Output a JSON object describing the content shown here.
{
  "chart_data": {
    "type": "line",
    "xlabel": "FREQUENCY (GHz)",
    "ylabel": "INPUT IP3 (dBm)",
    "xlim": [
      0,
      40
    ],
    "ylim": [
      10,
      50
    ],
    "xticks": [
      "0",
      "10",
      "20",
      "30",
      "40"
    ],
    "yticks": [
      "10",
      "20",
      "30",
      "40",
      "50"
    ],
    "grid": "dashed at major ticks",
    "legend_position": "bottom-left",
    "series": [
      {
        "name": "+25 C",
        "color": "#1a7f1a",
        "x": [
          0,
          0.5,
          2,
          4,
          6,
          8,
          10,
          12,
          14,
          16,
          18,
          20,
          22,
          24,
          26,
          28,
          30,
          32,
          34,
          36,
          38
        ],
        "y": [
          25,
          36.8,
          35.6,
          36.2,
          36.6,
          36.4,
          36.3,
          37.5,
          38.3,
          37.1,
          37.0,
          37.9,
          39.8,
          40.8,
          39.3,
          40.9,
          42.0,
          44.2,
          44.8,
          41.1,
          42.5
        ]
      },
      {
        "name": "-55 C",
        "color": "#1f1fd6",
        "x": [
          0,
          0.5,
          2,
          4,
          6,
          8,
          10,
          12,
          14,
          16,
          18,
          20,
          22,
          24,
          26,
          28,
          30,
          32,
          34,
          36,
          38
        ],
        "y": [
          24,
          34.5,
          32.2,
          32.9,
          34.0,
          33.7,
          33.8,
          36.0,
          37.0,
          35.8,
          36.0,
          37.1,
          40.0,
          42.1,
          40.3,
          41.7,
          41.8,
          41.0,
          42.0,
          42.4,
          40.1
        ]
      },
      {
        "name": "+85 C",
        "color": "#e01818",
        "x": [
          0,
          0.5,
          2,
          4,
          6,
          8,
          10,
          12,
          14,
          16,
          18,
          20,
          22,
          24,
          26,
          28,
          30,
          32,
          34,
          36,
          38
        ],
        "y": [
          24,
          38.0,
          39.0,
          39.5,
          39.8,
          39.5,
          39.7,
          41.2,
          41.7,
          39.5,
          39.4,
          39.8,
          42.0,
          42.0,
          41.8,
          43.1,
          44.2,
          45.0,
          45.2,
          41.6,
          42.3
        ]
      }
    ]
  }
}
------------------------------------------------
◆ **What you should do**: Above are some records. Count the lines among them with the word "color", and answer with the number only.

◆ **Result of the exercise**: 3